Find the word "name" in the records below. List each line containing it.

· · ·

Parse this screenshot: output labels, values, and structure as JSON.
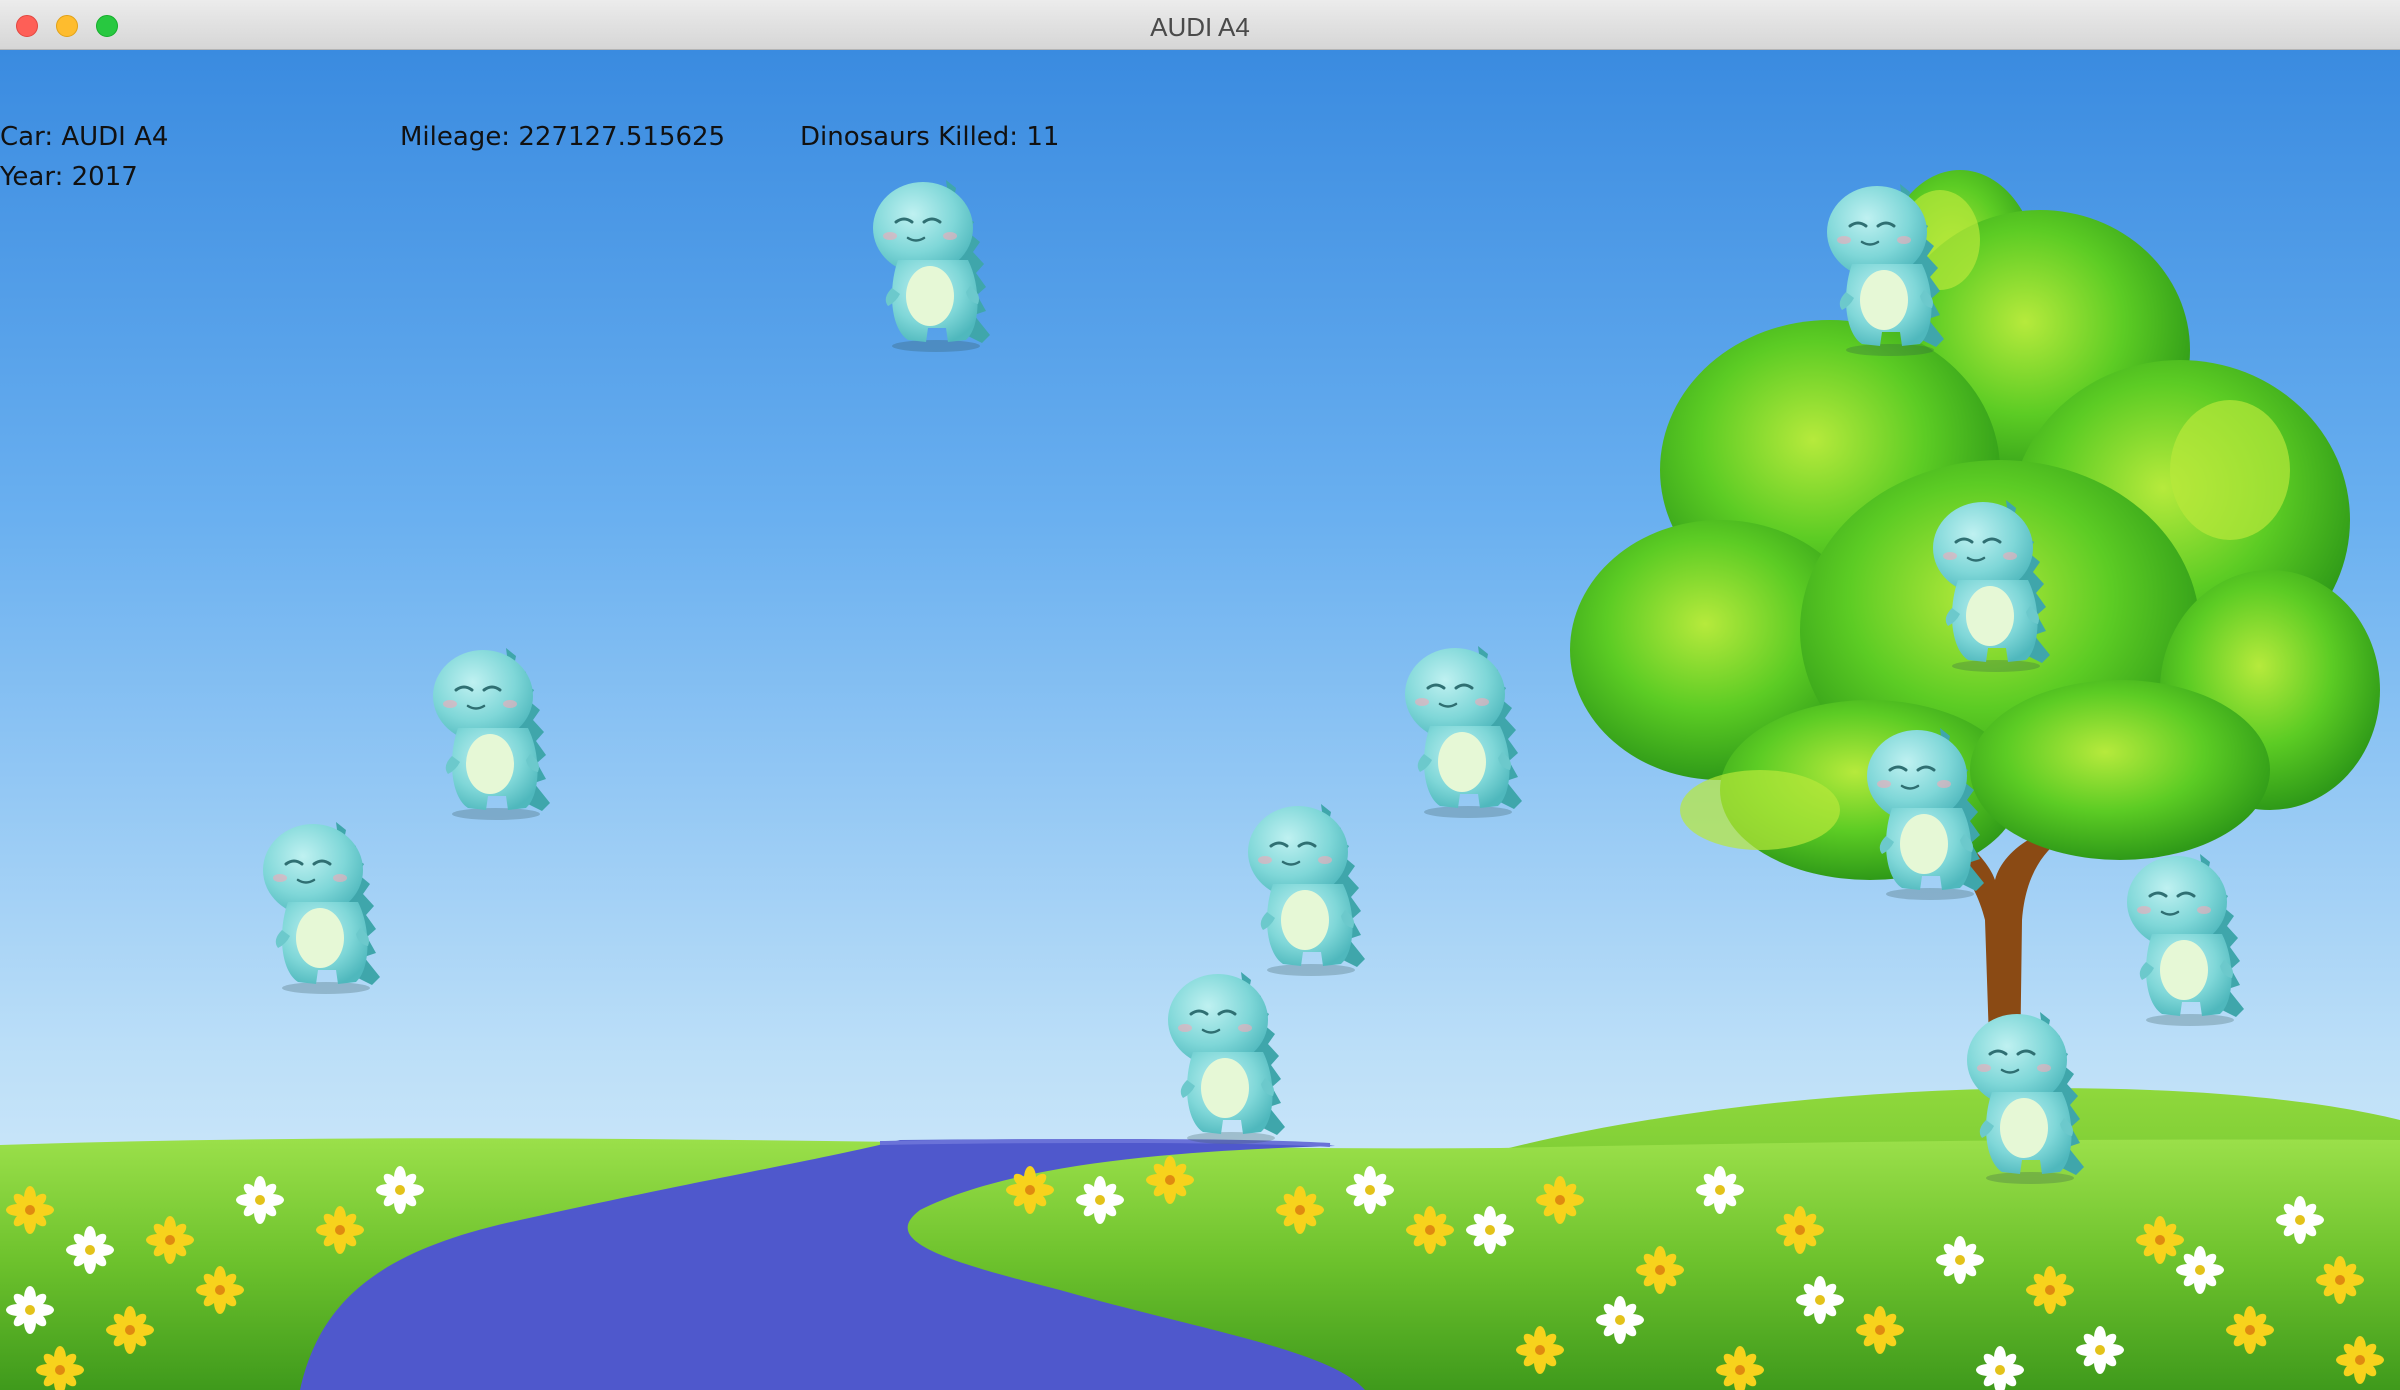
{
  "window": {
    "title": "AUDI A4"
  },
  "hud": {
    "car_label": "Car: AUDI A4",
    "year_label": "Year: 2017",
    "mileage_label": "Mileage: 227127.515625",
    "dinosaurs_label": "Dinosaurs Killed: 11"
  },
  "scene": {
    "sky_top_color": "#3f8fe2",
    "sky_bottom_color": "#d8ecfb",
    "grass_color": "#6cc12c",
    "river_color": "#4f58cc",
    "tree_trunk_color": "#8a4a14",
    "tree_leaf_color": "#4bc21e"
  },
  "dinosaurs": [
    {
      "name": "dinosaur-1"
    },
    {
      "name": "dinosaur-2"
    },
    {
      "name": "dinosaur-3"
    },
    {
      "name": "dinosaur-4"
    },
    {
      "name": "dinosaur-5"
    },
    {
      "name": "dinosaur-6"
    },
    {
      "name": "dinosaur-7"
    },
    {
      "name": "dinosaur-8"
    },
    {
      "name": "dinosaur-9"
    },
    {
      "name": "dinosaur-10"
    },
    {
      "name": "dinosaur-11"
    },
    {
      "name": "dinosaur-12"
    }
  ]
}
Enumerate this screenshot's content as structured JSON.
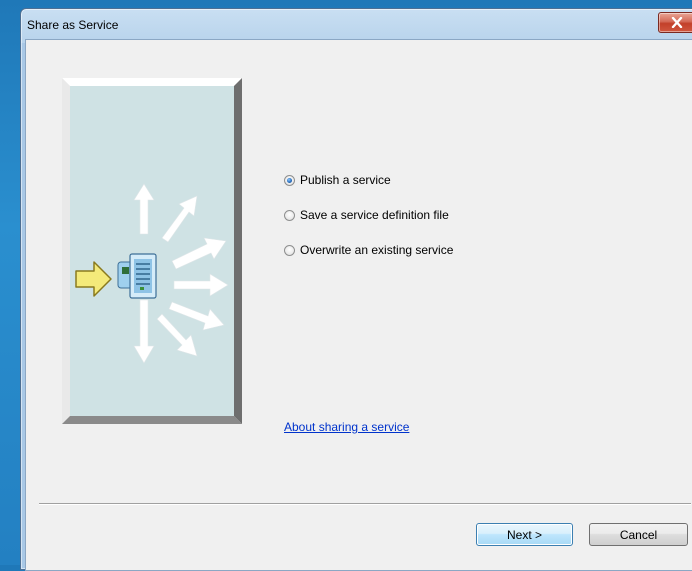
{
  "window": {
    "title": "Share as Service",
    "close_icon": "close-icon"
  },
  "illustration": {
    "icon": "service-publish-illustration",
    "arrow_icon": "yellow-arrow-right-icon",
    "server_icon": "server-icon",
    "rays_icon": "radiating-arrows-icon"
  },
  "options": [
    {
      "label": "Publish a service",
      "checked": true
    },
    {
      "label": "Save a service definition file",
      "checked": false
    },
    {
      "label": "Overwrite an existing service",
      "checked": false
    }
  ],
  "help_link": "About sharing a service",
  "buttons": {
    "next": "Next >",
    "cancel": "Cancel"
  },
  "colors": {
    "titlebar": "#b8d3ec",
    "link": "#0033cc",
    "panel": "#cfe2e4",
    "accent_arrow": "#f2e66b"
  }
}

· · ·

> _Answer to this task_
      "name": "dinosaur-1"
      "name": "dinosaur-2"
      "name": "dinosaur-3"
      "name": "dinosaur-4"
      "name": "dinosaur-5"
      "name": "dinosaur-6"
      "name": "dinosaur-7"
      "name": "dinosaur-8"
      "name": "dinosaur-9"
      "name": "dinosaur-10"
      "name": "dinosaur-11"
      "name": "dinosaur-12"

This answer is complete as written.